- **THE INPUT**

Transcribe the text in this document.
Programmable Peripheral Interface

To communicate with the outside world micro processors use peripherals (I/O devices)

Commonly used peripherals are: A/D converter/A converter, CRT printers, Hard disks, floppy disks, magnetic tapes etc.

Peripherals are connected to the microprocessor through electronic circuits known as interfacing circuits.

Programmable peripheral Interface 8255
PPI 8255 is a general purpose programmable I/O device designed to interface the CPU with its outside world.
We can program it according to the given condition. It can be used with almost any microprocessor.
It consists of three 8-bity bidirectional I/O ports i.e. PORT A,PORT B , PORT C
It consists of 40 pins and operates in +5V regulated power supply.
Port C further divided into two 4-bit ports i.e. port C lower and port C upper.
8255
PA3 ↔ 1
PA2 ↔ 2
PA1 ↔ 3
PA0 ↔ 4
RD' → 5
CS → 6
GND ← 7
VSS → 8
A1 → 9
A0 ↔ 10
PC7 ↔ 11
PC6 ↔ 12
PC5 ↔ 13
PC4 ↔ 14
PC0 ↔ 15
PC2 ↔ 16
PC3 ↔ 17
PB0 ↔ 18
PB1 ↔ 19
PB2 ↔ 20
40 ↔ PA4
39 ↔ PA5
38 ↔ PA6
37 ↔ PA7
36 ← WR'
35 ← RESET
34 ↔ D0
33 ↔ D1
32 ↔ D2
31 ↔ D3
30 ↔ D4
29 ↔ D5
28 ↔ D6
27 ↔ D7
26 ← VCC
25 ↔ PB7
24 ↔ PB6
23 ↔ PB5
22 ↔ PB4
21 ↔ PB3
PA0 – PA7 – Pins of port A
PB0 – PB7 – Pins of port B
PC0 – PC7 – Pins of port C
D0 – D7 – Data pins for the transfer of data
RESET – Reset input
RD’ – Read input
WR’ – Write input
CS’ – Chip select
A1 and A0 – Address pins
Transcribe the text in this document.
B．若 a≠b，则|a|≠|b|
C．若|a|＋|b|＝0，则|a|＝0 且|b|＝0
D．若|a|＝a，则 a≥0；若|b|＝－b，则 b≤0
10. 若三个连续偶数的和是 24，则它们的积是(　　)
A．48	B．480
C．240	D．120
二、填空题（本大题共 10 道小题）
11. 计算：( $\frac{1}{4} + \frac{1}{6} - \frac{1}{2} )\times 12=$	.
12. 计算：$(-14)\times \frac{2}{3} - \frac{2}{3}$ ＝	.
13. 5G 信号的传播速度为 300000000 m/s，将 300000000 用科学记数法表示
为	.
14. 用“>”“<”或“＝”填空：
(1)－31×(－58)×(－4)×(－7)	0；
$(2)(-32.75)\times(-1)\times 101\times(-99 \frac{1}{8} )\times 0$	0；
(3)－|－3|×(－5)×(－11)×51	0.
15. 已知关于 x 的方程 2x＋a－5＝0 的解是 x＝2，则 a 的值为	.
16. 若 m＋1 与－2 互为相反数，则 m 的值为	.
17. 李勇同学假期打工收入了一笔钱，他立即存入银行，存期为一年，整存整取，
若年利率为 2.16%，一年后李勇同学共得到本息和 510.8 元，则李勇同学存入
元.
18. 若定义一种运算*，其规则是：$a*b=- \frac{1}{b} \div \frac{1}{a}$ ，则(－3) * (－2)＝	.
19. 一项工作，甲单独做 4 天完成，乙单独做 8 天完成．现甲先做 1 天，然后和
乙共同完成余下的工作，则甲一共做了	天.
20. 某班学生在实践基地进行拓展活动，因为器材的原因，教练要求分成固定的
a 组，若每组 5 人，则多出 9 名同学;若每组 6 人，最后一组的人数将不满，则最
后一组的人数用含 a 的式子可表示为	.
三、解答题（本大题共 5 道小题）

- **WORK INSTRUCTIONS**
Scan the material above. Copy each line where "ports" occurs.

- **EXERCISE OUTPUT**
It consists of three 8-bity bidirectional I/O ports i.e. PORT A,PORT B , PORT C
Port C further divided into two 4-bit ports i.e. port C lower and port C upper.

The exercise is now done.